─── EXERCISE MATERIALS ───

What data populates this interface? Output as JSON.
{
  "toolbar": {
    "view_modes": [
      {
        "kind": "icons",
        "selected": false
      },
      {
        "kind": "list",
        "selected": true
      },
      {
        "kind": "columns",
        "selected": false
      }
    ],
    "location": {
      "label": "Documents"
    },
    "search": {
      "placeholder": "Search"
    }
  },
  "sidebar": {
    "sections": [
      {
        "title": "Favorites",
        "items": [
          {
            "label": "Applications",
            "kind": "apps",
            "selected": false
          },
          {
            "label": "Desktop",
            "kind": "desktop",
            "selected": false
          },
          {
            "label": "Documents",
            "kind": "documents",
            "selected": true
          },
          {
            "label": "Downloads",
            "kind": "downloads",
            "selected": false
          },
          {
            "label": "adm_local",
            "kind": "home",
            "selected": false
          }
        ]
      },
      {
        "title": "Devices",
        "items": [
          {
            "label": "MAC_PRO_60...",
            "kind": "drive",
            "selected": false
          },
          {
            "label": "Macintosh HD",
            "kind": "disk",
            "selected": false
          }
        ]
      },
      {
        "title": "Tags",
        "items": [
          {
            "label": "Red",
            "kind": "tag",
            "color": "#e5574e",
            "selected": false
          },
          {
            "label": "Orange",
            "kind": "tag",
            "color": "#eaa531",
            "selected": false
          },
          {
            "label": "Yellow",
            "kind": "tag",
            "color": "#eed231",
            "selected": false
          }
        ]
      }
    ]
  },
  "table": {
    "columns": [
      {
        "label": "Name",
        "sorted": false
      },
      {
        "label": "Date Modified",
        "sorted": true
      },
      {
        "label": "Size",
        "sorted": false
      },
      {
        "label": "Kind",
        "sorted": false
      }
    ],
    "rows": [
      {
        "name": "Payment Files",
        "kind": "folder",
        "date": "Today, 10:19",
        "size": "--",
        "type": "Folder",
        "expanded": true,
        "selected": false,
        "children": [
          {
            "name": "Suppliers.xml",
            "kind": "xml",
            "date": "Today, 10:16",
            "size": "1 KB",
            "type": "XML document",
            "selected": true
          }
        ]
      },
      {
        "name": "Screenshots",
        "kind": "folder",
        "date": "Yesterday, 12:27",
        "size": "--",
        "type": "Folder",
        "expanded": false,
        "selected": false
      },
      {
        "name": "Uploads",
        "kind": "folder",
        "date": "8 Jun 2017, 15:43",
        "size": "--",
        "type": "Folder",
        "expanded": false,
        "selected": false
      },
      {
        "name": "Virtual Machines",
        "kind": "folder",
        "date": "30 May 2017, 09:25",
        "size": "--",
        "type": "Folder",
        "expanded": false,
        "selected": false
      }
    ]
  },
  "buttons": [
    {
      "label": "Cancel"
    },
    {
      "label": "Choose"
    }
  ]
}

───
─── EXERCISE MATERIALS ───

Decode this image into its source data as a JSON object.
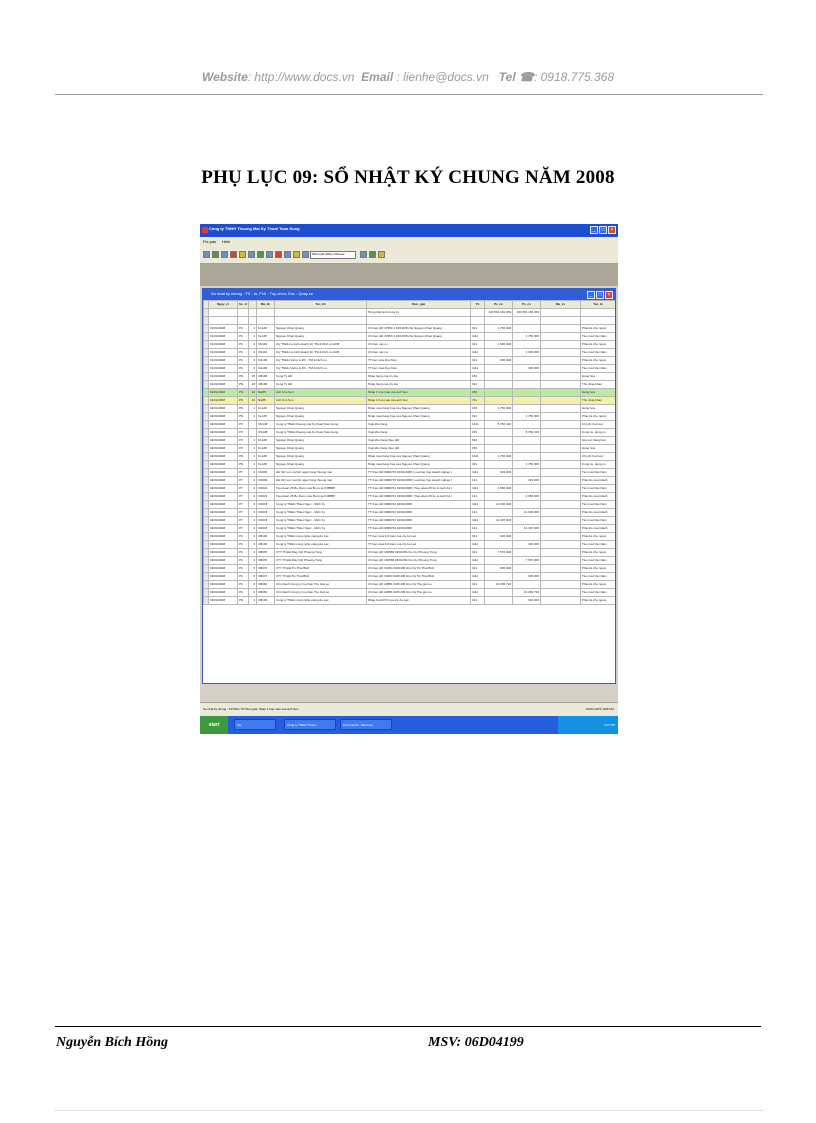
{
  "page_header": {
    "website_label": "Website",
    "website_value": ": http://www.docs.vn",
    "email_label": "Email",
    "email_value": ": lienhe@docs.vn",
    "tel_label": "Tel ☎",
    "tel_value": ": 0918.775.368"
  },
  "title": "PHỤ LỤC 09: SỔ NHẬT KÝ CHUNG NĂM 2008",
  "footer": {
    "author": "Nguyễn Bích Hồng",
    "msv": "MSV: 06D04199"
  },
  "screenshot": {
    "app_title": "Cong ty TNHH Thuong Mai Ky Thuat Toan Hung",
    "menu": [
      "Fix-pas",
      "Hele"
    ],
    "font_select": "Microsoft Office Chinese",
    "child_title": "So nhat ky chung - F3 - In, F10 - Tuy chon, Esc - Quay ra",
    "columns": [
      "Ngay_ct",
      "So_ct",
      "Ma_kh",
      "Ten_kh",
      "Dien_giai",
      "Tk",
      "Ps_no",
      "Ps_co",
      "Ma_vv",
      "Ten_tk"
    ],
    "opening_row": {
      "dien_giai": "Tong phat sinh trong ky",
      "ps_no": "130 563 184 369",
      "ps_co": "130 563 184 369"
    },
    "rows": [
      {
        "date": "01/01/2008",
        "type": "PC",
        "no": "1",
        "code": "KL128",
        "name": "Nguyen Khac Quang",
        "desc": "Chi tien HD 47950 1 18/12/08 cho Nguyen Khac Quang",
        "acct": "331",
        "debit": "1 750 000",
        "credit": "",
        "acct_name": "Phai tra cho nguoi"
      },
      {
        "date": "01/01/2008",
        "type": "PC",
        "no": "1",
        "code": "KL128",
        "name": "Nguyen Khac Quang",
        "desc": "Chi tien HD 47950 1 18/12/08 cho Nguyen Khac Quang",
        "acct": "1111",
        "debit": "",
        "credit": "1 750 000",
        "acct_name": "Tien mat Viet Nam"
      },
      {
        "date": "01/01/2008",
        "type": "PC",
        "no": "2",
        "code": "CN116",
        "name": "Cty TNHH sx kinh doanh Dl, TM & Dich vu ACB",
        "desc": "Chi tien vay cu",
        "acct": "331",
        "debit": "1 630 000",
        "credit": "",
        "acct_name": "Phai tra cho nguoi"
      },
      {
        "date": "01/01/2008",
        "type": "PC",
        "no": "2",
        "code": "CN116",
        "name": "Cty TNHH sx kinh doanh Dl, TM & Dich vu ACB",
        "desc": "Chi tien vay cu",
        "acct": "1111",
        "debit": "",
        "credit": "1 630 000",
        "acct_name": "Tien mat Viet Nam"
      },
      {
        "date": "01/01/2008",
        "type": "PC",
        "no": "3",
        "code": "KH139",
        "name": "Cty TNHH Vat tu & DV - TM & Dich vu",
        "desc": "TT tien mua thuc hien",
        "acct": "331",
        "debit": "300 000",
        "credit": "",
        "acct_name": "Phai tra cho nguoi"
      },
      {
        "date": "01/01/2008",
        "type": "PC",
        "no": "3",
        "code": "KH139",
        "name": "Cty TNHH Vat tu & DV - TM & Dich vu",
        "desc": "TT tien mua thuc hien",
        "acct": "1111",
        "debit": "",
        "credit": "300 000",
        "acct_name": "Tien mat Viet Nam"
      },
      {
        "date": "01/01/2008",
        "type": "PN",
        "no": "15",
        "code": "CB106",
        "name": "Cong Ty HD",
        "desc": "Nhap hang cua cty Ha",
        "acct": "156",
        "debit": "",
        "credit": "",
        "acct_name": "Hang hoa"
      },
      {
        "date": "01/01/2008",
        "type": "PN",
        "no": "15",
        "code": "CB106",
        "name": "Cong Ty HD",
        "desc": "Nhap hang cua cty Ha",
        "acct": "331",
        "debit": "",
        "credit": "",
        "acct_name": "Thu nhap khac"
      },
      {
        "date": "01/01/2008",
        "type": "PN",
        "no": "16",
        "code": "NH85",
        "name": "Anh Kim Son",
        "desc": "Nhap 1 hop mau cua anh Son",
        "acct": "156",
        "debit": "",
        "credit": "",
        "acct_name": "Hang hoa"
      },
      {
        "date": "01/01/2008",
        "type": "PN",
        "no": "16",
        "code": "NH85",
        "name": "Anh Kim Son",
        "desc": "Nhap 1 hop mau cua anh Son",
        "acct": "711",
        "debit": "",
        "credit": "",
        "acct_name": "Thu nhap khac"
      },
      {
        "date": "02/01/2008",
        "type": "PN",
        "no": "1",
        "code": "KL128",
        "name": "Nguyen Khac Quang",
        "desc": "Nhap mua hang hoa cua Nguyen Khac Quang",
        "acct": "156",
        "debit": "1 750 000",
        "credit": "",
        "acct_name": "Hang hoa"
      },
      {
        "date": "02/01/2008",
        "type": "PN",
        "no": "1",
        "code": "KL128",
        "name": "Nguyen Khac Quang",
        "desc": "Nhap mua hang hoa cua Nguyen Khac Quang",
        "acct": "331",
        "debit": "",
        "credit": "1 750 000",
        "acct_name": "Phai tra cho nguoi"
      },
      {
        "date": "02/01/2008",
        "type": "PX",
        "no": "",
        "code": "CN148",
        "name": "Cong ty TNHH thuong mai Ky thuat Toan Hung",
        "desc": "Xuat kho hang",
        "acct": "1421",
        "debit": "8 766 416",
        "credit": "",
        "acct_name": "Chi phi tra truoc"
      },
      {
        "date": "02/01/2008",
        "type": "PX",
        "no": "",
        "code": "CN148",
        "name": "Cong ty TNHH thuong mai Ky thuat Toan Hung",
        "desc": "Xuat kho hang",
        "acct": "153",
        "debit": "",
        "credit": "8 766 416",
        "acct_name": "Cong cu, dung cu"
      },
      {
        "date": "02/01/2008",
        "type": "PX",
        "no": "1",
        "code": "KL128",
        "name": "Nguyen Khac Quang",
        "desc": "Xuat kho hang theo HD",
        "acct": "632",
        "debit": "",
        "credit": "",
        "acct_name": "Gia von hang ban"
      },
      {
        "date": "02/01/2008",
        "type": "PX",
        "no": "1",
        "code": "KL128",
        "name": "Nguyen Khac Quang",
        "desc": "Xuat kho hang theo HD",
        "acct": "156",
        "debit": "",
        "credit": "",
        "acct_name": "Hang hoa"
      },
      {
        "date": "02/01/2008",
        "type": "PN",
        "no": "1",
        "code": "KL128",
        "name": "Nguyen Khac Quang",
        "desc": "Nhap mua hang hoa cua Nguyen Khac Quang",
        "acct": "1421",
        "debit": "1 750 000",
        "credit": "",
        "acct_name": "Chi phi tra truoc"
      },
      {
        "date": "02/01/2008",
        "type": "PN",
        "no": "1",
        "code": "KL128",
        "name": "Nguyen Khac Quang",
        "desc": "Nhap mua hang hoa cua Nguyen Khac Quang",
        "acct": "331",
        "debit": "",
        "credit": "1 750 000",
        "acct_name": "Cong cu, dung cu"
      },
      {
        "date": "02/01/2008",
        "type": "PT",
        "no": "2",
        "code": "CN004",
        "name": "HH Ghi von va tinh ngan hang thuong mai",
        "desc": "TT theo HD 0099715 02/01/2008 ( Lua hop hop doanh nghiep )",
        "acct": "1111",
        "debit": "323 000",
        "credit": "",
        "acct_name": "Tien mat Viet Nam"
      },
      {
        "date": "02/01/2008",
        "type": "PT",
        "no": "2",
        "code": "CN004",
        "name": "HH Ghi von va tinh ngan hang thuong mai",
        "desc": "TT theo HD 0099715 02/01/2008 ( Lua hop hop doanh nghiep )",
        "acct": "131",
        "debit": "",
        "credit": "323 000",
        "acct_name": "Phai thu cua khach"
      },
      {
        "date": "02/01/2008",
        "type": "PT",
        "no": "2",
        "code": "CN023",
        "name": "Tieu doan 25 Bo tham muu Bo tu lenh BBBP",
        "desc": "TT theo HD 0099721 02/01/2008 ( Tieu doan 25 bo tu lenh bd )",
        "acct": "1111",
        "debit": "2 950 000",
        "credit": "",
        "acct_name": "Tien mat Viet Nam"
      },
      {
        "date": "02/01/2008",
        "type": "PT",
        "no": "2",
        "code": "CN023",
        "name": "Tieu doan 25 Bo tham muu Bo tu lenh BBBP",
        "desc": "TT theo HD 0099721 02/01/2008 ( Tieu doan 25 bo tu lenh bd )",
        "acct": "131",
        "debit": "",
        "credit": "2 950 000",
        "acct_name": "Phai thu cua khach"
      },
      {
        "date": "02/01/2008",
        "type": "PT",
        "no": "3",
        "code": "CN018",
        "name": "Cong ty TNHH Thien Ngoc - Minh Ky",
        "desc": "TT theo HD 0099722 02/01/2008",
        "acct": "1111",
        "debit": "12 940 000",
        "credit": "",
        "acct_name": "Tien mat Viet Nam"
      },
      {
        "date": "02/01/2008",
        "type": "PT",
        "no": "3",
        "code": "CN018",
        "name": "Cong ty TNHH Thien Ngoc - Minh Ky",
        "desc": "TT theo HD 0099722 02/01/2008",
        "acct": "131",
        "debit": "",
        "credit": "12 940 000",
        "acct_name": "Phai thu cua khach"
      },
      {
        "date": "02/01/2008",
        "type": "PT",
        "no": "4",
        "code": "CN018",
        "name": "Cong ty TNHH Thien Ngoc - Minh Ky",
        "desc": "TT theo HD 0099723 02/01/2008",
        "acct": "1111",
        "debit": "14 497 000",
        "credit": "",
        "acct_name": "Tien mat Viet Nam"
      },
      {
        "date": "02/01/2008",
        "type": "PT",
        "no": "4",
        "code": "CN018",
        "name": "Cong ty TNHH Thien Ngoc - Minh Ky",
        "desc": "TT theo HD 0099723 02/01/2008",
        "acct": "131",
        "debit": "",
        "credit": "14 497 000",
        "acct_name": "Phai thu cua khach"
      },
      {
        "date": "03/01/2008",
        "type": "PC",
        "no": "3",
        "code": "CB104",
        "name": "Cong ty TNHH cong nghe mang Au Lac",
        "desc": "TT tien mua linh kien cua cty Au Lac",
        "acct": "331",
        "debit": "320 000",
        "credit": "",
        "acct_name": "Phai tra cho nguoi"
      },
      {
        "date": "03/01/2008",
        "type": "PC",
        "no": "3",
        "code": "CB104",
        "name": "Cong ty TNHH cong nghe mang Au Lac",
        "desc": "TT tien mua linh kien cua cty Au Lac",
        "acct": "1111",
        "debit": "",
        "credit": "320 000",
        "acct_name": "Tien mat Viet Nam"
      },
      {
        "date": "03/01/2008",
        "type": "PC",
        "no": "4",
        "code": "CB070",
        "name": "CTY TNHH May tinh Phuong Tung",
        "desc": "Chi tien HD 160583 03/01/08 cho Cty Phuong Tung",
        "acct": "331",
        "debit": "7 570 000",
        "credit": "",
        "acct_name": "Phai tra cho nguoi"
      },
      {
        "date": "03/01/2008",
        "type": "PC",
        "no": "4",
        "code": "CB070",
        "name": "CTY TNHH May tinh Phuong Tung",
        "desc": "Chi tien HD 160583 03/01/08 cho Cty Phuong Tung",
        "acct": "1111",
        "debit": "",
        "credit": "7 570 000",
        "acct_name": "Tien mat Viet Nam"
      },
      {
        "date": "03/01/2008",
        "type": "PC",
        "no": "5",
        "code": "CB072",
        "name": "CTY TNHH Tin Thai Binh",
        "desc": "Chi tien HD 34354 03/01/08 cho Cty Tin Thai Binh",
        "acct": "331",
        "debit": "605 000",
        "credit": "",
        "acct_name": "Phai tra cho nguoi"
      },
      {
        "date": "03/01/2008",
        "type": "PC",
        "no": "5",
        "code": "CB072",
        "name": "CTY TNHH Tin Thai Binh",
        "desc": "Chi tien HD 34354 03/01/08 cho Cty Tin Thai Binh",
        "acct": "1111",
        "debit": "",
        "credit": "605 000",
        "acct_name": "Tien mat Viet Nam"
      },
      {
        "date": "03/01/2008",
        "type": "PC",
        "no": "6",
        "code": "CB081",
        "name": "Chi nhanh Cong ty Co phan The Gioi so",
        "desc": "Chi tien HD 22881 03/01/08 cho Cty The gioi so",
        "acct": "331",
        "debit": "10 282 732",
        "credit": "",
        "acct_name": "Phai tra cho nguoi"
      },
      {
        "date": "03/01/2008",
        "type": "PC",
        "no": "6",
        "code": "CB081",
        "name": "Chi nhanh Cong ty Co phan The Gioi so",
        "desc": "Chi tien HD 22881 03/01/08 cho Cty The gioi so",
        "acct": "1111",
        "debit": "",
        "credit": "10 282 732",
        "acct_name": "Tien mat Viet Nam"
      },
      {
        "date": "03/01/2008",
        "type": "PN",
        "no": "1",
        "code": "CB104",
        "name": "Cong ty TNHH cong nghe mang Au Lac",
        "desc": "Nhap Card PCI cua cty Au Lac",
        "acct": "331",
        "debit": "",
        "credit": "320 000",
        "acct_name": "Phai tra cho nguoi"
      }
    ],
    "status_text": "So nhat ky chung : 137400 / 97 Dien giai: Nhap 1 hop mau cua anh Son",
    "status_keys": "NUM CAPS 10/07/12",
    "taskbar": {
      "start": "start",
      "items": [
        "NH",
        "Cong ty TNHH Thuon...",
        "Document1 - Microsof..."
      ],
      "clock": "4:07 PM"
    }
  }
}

───

__WRITTEN EXERCISE__
List all lines in the material containing the string "data".

__ANSWER BELOW__
What data populates this interface? Output as JSON.
Decode this image into its source data as a JSON object.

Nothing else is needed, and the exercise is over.